Dataset entries
begin
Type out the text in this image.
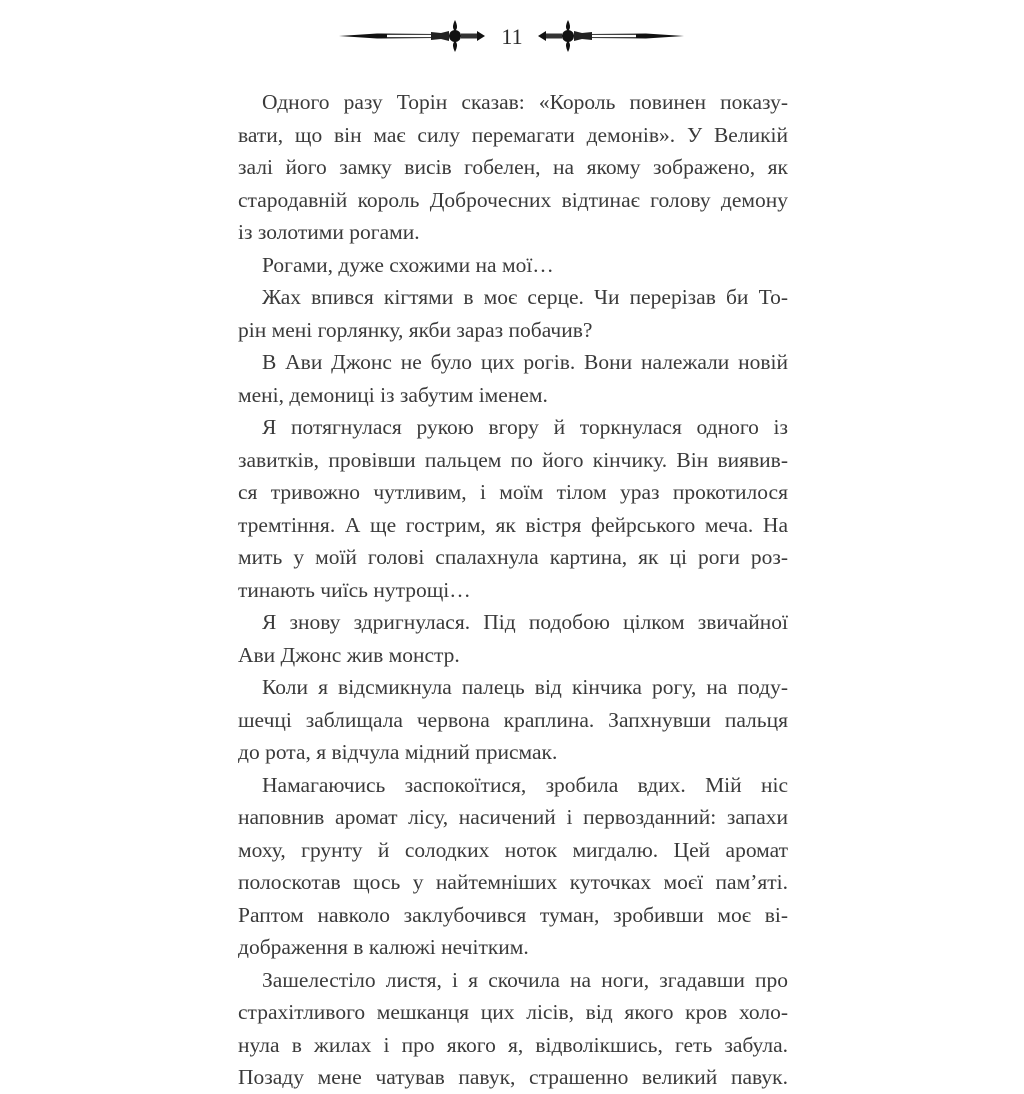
11
Одного разу Торін сказав: «Король повинен показу-
вати, що він має силу перемагати демонів». У Великій
залі його замку висів гобелен, на якому зображено, як
стародавній король Доброчесних відтинає голову демону
із золотими рогами.
Рогами, дуже схожими на мої…
Жах впився кігтями в моє серце. Чи перерізав би То-
рін мені горлянку, якби зараз побачив?
В Ави Джонс не було цих рогів. Вони належали новій
мені, демониці із забутим іменем.
Я потягнулася рукою вгору й торкнулася одного із
завитків, провівши пальцем по його кінчику. Він виявив-
ся тривожно чутливим, і моїм тілом ураз прокотилося
тремтіння. А ще гострим, як вістря фейрського меча. На
мить у моїй голові спалахнула картина, як ці роги роз-
тинають чиїсь нутрощі…
Я знову здригнулася. Під подобою цілком звичайної
Ави Джонс жив монстр.
Коли я відсмикнула палець від кінчика рогу, на поду-
шечці заблищала червона краплина. Запхнувши пальця
до рота, я відчула мідний присмак.
Намагаючись заспокоїтися, зробила вдих. Мій ніс
наповнив аромат лісу, насичений і первозданний: запахи
моху, грунту й солодких ноток мигдалю. Цей аромат
полоскотав щось у найтемніших куточках моєї пам’яті.
Раптом навколо заклубочився туман, зробивши моє ві-
дображення в калюжі нечітким.
Зашелестіло листя, і я скочила на ноги, згадавши про
страхітливого мешканця цих лісів, від якого кров холо-
нула в жилах і про якого я, відволікшись, геть забула.
Позаду мене чатував павук, страшенно великий павук.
end
## GIVEN TASK:
Give the number of lines in the listing above that contain "аромат", and nothing else.

## THE COMPLETED TASK:
2